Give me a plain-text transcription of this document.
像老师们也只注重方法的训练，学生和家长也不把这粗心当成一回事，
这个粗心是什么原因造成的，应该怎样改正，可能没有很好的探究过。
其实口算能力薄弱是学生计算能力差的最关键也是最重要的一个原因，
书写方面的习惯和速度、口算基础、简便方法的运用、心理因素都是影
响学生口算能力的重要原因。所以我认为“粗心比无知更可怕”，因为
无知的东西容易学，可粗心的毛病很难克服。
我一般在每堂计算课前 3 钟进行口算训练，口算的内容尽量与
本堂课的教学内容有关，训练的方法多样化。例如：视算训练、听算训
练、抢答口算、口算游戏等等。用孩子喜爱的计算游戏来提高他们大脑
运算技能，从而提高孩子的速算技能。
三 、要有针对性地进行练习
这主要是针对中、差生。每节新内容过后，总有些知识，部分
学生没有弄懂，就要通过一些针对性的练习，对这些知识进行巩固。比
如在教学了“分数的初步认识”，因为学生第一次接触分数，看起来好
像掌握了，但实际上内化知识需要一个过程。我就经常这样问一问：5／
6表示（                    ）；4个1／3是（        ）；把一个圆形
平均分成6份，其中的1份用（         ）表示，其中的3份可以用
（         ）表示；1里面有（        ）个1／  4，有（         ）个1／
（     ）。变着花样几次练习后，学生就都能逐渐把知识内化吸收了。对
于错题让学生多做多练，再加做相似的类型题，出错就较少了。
_ _ _ _
## Problem to work on
Reproduce the full listing above, character for character.

## Problem solution
Give me a plain-text transcription of this document.
像老师们也只注重方法的训练，学生和家长也不把这粗心当成一回事，
这个粗心是什么原因造成的，应该怎样改正，可能没有很好的探究过。
其实口算能力薄弱是学生计算能力差的最关键也是最重要的一个原因，
书写方面的习惯和速度、口算基础、简便方法的运用、心理因素都是影
响学生口算能力的重要原因。所以我认为“粗心比无知更可怕”，因为
无知的东西容易学，可粗心的毛病很难克服。
我一般在每堂计算课前 3 钟进行口算训练，口算的内容尽量与
本堂课的教学内容有关，训练的方法多样化。例如：视算训练、听算训
练、抢答口算、口算游戏等等。用孩子喜爱的计算游戏来提高他们大脑
运算技能，从而提高孩子的速算技能。
三 、要有针对性地进行练习
这主要是针对中、差生。每节新内容过后，总有些知识，部分
学生没有弄懂，就要通过一些针对性的练习，对这些知识进行巩固。比
如在教学了“分数的初步认识”，因为学生第一次接触分数，看起来好
像掌握了，但实际上内化知识需要一个过程。我就经常这样问一问：5／
6表示（                    ）；4个1／3是（        ）；把一个圆形
平均分成6份，其中的1份用（         ）表示，其中的3份可以用
（         ）表示；1里面有（        ）个1／  4，有（         ）个1／
（     ）。变着花样几次练习后，学生就都能逐渐把知识内化吸收了。对
于错题让学生多做多练，再加做相似的类型题，出错就较少了。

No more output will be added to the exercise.